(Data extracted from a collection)

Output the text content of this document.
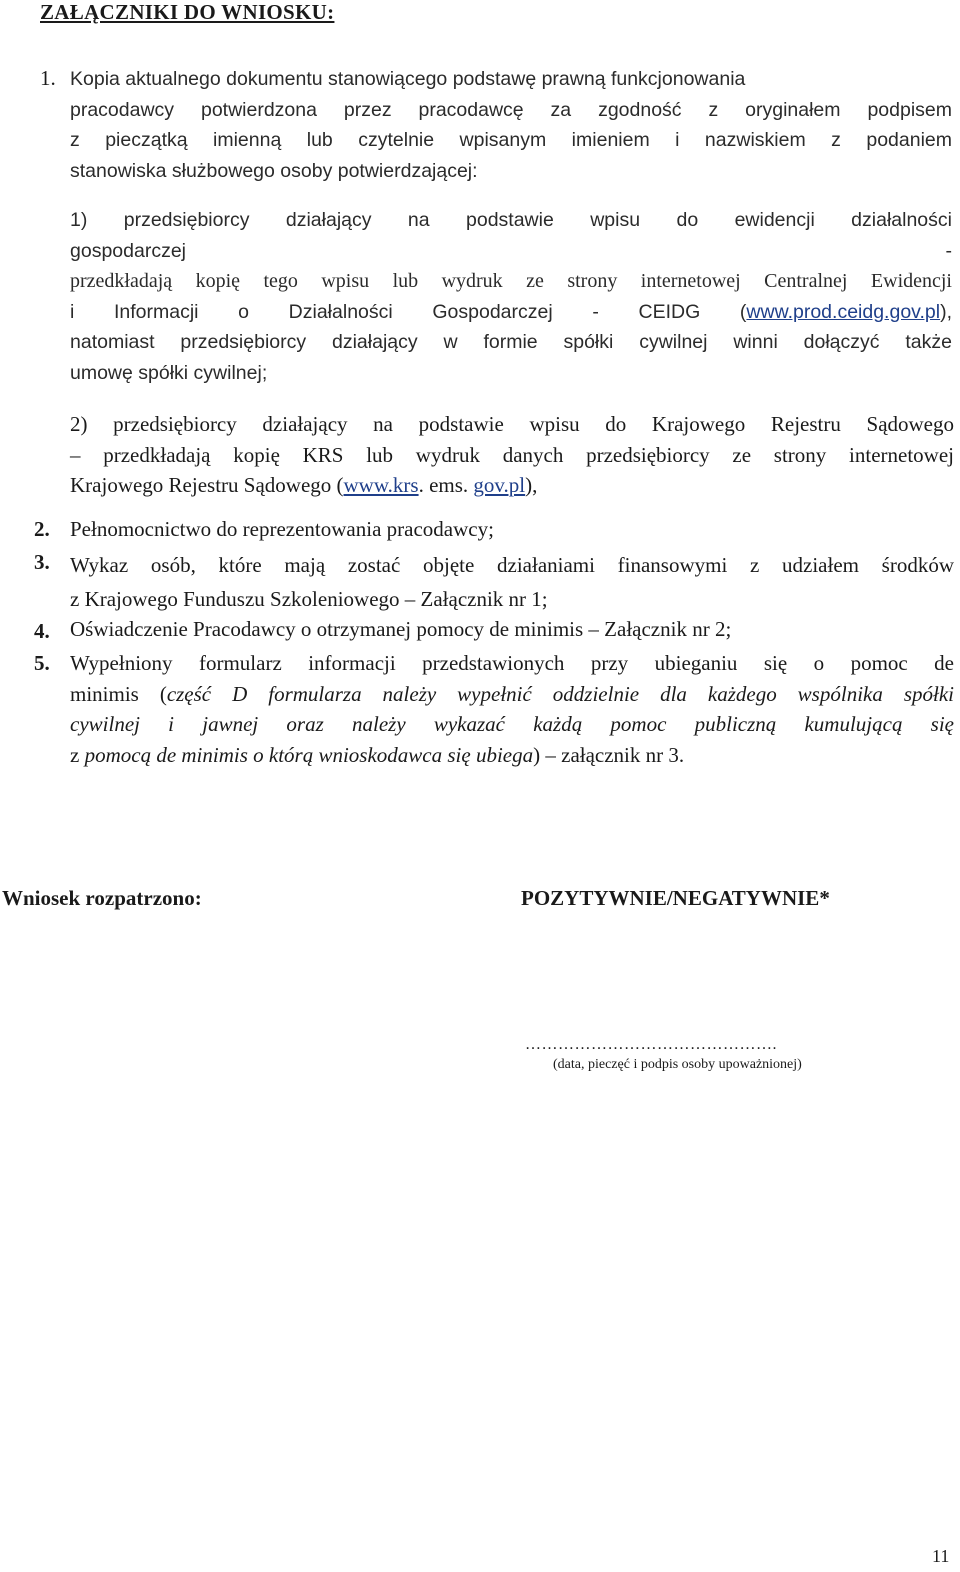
ZAŁĄCZNIKI DO WNIOSKU:
1. Kopia aktualnego dokumentu stanowiącego podstawę prawną funkcjonowania
pracodawcy potwierdzona przez pracodawcę za zgodność z oryginałem podpisem
z pieczątką imienną lub czytelnie wpisanym imieniem i nazwiskiem z podaniem
stanowiska służbowego osoby potwierdzającej:
1) przedsiębiorcy działający na podstawie wpisu do ewidencji działalności
gospodarczej	-
przedkładają kopię tego wpisu lub wydruk ze strony internetowej Centralnej Ewidencji
i Informacji o Działalności Gospodarczej - CEIDG (www.prod.ceidg.gov.pl),
natomiast przedsiębiorcy działający w formie spółki cywilnej winni dołączyć także
umowę spółki cywilnej;
2) przedsiębiorcy działający na podstawie wpisu do Krajowego Rejestru Sądowego
– przedkładają kopię KRS lub wydruk danych przedsiębiorcy ze strony internetowej
Krajowego Rejestru Sądowego (www.krs. ems. gov.pl),
2. Pełnomocnictwo do reprezentowania pracodawcy;
3. Wykaz osób, które mają zostać objęte działaniami finansowymi z udziałem środków
z Krajowego Funduszu Szkoleniowego – Załącznik nr 1;
4. Oświadczenie Pracodawcy o otrzymanej pomocy de minimis – Załącznik nr 2;
5. Wypełniony formularz informacji przedstawionych przy ubieganiu się o pomoc de
minimis (część D formularza należy wypełnić oddzielnie dla każdego wspólnika spółki
cywilnej i jawnej oraz należy wykazać każdą pomoc publiczną kumulującą się
z pomocą de minimis o którą wnioskodawca się ubiega) – załącznik nr 3.
Wniosek rozpatrzono:	POZYTYWNIE/NEGATYWNIE*
……………………………………….
(data, pieczęć i podpis osoby upoważnionej)
11
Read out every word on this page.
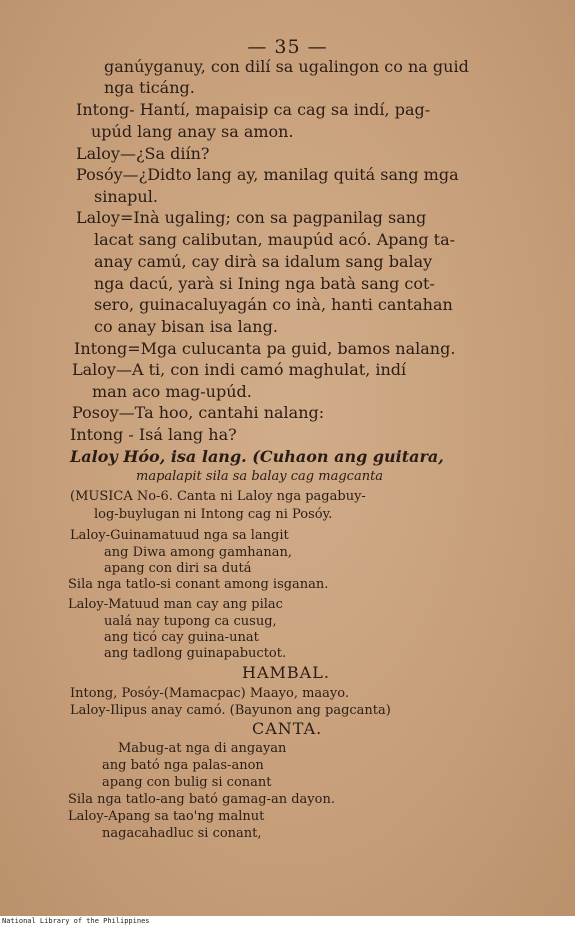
— 35 —
ganúyganuy, con dilí sa ugalingon co na guid
nga ticáng.
Intong- Hantí, mapaisip ca cag sa indí, pag-
upúd lang anay sa amon.
Laloy—¿Sa diín?
Posóy—¿Didto lang ay, manilag quitá sang mga
sinapul.
Laloy=Inà ugaling; con sa pagpanilag sang
lacat sang calibutan, maupúd acó. Apang ta-
anay camú, cay dirà sa idalum sang balay
nga dacú, yarà si Ining nga batà sang cot-
sero, guinacaluyagán co inà, hanti cantahan
co anay bisan isa lang.
Intong=Mga culucanta pa guid, bamos nalang.
Laloy—A ti, con indi camó maghulat, indí
man aco mag-upúd.
Posoy—Ta hoo, cantahi nalang:
Intong - Isá lang ha?
Laloy Hóo, isa lang. (Cuhaon ang guitara,
mapalapit sila sa balay cag magcanta
(MUSICA No-6. Canta ni Laloy nga pagabuy-
log-buylugan ni Intong cag ni Posóy.
Laloy-Guinamatuud nga sa langit
ang Diwa among gamhanan,
apang con diri sa dutá
Sila nga tatlo-si conant among isganan.
Laloy-Matuud man cay ang pilac
ualá nay tupong ca cusug,
ang ticó cay guina-unat
ang tadlong guinapabuctot.
HAMBAL.
Intong, Posóy-(Mamacpac) Maayo, maayo.
Laloy-Ilipus anay camó. (Bayunon ang pagcanta)
CANTA.
Mabug-at nga di angayan
ang bató nga palas-anon
apang con bulig si conant
Sila nga tatlo-ang bató gamag-an dayon.
Laloy-Apang sa tao'ng malnut
nagacahadluc si conant,
National Library of the Philippines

* YOUR GOAL
Leave out the pictures and reproduce the rest of the listing exactly.

* SOLUTION FOR THIS EXERCISE
Output the text content of this document.
ZAŁĄCZNIKI DO WNIOSKU:
1. Kopia aktualnego dokumentu stanowiącego podstawę prawną funkcjonowania
pracodawcy potwierdzona przez pracodawcę za zgodność z oryginałem podpisem
z pieczątką imienną lub czytelnie wpisanym imieniem i nazwiskiem z podaniem
stanowiska służbowego osoby potwierdzającej:
1) przedsiębiorcy działający na podstawie wpisu do ewidencji działalności
gospodarczej	-
przedkładają kopię tego wpisu lub wydruk ze strony internetowej Centralnej Ewidencji
i Informacji o Działalności Gospodarczej - CEIDG (www.prod.ceidg.gov.pl),
natomiast przedsiębiorcy działający w formie spółki cywilnej winni dołączyć także
umowę spółki cywilnej;
2) przedsiębiorcy działający na podstawie wpisu do Krajowego Rejestru Sądowego
– przedkładają kopię KRS lub wydruk danych przedsiębiorcy ze strony internetowej
Krajowego Rejestru Sądowego (www.krs. ems. gov.pl),
2. Pełnomocnictwo do reprezentowania pracodawcy;
3. Wykaz osób, które mają zostać objęte działaniami finansowymi z udziałem środków
z Krajowego Funduszu Szkoleniowego – Załącznik nr 1;
4. Oświadczenie Pracodawcy o otrzymanej pomocy de minimis – Załącznik nr 2;
5. Wypełniony formularz informacji przedstawionych przy ubieganiu się o pomoc de
minimis (część D formularza należy wypełnić oddzielnie dla każdego wspólnika spółki
cywilnej i jawnej oraz należy wykazać każdą pomoc publiczną kumulującą się
z pomocą de minimis o którą wnioskodawca się ubiega) – załącznik nr 3.
Wniosek rozpatrzono:	POZYTYWNIE/NEGATYWNIE*
……………………………………….
(data, pieczęć i podpis osoby upoważnionej)
11
Read out every word on this page.
— 35 —
ganúyganuy, con dilí sa ugalingon co na guid
nga ticáng.
Intong- Hantí, mapaisip ca cag sa indí, pag-
upúd lang anay sa amon.
Laloy—¿Sa diín?
Posóy—¿Didto lang ay, manilag quitá sang mga
sinapul.
Laloy=Inà ugaling; con sa pagpanilag sang
lacat sang calibutan, maupúd acó. Apang ta-
anay camú, cay dirà sa idalum sang balay
nga dacú, yarà si Ining nga batà sang cot-
sero, guinacaluyagán co inà, hanti cantahan
co anay bisan isa lang.
Intong=Mga culucanta pa guid, bamos nalang.
Laloy—A ti, con indi camó maghulat, indí
man aco mag-upúd.
Posoy—Ta hoo, cantahi nalang:
Intong - Isá lang ha?
Laloy Hóo, isa lang. (Cuhaon ang guitara,
mapalapit sila sa balay cag magcanta
(MUSICA No-6. Canta ni Laloy nga pagabuy-
log-buylugan ni Intong cag ni Posóy.
Laloy-Guinamatuud nga sa langit
ang Diwa among gamhanan,
apang con diri sa dutá
Sila nga tatlo-si conant among isganan.
Laloy-Matuud man cay ang pilac
ualá nay tupong ca cusug,
ang ticó cay guina-unat
ang tadlong guinapabuctot.
HAMBAL.
Intong, Posóy-(Mamacpac) Maayo, maayo.
Laloy-Ilipus anay camó. (Bayunon ang pagcanta)
CANTA.
Mabug-at nga di angayan
ang bató nga palas-anon
apang con bulig si conant
Sila nga tatlo-ang bató gamag-an dayon.
Laloy-Apang sa tao'ng malnut
nagacahadluc si conant,
National Library of the Philippines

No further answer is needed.